(begin)

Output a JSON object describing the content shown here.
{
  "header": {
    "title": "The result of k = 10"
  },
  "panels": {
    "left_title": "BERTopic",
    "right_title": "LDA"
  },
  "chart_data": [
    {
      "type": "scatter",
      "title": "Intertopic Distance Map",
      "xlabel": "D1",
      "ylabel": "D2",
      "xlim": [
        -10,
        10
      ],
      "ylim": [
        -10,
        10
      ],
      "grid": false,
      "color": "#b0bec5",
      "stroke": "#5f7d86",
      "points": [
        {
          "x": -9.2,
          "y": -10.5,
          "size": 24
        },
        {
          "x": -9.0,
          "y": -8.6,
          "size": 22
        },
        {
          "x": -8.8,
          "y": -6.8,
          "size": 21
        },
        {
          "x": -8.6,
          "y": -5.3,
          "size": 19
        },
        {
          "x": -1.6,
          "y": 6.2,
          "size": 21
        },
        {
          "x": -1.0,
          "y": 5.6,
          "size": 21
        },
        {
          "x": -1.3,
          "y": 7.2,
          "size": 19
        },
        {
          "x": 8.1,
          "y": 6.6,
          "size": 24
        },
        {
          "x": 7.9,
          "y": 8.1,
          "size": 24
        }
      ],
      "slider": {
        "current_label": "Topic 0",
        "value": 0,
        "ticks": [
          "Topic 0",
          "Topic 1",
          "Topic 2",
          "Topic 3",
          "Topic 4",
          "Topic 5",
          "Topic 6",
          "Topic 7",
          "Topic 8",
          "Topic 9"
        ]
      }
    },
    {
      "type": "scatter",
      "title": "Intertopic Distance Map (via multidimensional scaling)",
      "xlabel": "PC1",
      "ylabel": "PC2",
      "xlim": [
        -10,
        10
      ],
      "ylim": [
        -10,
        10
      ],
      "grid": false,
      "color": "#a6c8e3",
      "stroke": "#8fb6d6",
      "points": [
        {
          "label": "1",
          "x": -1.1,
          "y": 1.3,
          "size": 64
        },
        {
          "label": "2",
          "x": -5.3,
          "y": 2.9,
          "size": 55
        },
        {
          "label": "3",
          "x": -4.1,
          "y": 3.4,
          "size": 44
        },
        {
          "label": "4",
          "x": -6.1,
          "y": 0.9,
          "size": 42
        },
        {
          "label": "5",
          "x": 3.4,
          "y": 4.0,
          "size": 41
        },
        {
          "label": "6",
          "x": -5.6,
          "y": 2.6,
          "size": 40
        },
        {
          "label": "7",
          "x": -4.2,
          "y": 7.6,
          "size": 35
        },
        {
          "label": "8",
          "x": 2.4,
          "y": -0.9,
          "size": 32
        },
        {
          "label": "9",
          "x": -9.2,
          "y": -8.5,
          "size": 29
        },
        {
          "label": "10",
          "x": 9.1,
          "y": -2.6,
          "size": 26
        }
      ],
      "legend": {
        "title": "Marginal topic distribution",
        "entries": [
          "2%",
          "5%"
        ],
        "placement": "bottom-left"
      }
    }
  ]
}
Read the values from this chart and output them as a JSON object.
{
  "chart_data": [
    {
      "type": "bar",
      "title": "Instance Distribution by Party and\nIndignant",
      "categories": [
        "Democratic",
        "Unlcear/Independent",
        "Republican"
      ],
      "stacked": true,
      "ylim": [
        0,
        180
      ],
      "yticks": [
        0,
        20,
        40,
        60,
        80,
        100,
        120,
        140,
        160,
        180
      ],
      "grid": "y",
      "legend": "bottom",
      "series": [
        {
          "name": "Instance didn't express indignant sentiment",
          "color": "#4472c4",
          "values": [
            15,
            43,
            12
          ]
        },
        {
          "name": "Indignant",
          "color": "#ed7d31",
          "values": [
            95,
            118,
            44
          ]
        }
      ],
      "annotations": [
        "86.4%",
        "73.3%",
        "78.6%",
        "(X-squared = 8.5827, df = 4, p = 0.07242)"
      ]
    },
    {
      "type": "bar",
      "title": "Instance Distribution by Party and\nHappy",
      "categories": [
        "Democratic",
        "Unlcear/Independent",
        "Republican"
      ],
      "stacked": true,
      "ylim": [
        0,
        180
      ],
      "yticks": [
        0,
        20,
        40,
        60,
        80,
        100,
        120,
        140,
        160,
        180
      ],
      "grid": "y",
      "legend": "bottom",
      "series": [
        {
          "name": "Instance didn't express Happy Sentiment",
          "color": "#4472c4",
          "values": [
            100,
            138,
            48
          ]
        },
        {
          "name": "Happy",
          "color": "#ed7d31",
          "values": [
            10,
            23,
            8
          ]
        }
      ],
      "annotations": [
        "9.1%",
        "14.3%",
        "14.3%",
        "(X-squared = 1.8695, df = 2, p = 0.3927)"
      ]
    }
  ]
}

(end)

= What needs to be done =
Write out every line from the entries where "object" appears.

= Full answer =
Output a JSON object describing the content shown here.
Read the values from this chart and output them as a JSON object.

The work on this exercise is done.